- **TASK STATEMENT**:
Repeat every line below exactly, word for word.

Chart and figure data
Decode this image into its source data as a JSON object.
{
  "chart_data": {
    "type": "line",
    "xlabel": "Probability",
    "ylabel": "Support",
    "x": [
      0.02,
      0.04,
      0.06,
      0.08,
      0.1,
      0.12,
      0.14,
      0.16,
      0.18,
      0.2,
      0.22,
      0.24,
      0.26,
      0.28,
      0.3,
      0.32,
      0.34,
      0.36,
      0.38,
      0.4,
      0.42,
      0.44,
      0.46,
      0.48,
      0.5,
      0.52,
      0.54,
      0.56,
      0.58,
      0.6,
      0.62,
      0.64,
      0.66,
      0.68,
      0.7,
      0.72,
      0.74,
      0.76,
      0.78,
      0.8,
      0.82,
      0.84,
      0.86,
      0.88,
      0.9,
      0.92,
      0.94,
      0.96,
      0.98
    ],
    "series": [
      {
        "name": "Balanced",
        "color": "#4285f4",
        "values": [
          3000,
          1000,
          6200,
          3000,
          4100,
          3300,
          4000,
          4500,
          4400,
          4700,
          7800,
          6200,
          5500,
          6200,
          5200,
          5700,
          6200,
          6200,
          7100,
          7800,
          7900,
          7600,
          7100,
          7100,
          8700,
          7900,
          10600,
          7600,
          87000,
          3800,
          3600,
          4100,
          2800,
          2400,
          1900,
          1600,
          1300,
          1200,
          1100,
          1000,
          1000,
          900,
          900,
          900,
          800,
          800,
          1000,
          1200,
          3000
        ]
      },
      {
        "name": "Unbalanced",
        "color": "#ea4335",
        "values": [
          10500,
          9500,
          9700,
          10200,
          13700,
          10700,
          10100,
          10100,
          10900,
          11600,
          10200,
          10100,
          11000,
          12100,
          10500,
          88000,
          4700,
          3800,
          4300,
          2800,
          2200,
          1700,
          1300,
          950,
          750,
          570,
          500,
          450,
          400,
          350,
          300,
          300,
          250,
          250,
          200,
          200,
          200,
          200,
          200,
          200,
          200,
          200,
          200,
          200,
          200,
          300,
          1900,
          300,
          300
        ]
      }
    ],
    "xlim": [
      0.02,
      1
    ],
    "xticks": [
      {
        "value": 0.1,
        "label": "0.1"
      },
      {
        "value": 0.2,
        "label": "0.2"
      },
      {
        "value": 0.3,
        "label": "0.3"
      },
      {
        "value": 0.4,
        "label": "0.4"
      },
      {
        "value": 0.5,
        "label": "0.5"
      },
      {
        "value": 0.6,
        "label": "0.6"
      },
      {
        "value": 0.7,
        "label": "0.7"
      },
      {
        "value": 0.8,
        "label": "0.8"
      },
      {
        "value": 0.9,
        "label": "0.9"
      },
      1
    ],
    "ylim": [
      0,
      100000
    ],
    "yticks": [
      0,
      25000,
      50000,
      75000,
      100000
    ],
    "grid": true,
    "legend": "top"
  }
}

- **TASK ANSWER**:
Decode this image into its source data as a JSON object.
{
  "chart_data": {
    "type": "line",
    "xlabel": "Probability",
    "ylabel": "Support",
    "x": [
      0.02,
      0.04,
      0.06,
      0.08,
      0.1,
      0.12,
      0.14,
      0.16,
      0.18,
      0.2,
      0.22,
      0.24,
      0.26,
      0.28,
      0.3,
      0.32,
      0.34,
      0.36,
      0.38,
      0.4,
      0.42,
      0.44,
      0.46,
      0.48,
      0.5,
      0.52,
      0.54,
      0.56,
      0.58,
      0.6,
      0.62,
      0.64,
      0.66,
      0.68,
      0.7,
      0.72,
      0.74,
      0.76,
      0.78,
      0.8,
      0.82,
      0.84,
      0.86,
      0.88,
      0.9,
      0.92,
      0.94,
      0.96,
      0.98
    ],
    "series": [
      {
        "name": "Balanced",
        "color": "#4285f4",
        "values": [
          3000,
          1000,
          6200,
          3000,
          4100,
          3300,
          4000,
          4500,
          4400,
          4700,
          7800,
          6200,
          5500,
          6200,
          5200,
          5700,
          6200,
          6200,
          7100,
          7800,
          7900,
          7600,
          7100,
          7100,
          8700,
          7900,
          10600,
          7600,
          87000,
          3800,
          3600,
          4100,
          2800,
          2400,
          1900,
          1600,
          1300,
          1200,
          1100,
          1000,
          1000,
          900,
          900,
          900,
          800,
          800,
          1000,
          1200,
          3000
        ]
      },
      {
        "name": "Unbalanced",
        "color": "#ea4335",
        "values": [
          10500,
          9500,
          9700,
          10200,
          13700,
          10700,
          10100,
          10100,
          10900,
          11600,
          10200,
          10100,
          11000,
          12100,
          10500,
          88000,
          4700,
          3800,
          4300,
          2800,
          2200,
          1700,
          1300,
          950,
          750,
          570,
          500,
          450,
          400,
          350,
          300,
          300,
          250,
          250,
          200,
          200,
          200,
          200,
          200,
          200,
          200,
          200,
          200,
          200,
          200,
          300,
          1900,
          300,
          300
        ]
      }
    ],
    "xlim": [
      0.02,
      1
    ],
    "xticks": [
      {
        "value": 0.1,
        "label": "0.1"
      },
      {
        "value": 0.2,
        "label": "0.2"
      },
      {
        "value": 0.3,
        "label": "0.3"
      },
      {
        "value": 0.4,
        "label": "0.4"
      },
      {
        "value": 0.5,
        "label": "0.5"
      },
      {
        "value": 0.6,
        "label": "0.6"
      },
      {
        "value": 0.7,
        "label": "0.7"
      },
      {
        "value": 0.8,
        "label": "0.8"
      },
      {
        "value": 0.9,
        "label": "0.9"
      },
      1
    ],
    "ylim": [
      0,
      100000
    ],
    "yticks": [
      0,
      25000,
      50000,
      75000,
      100000
    ],
    "grid": true,
    "legend": "top"
  }
}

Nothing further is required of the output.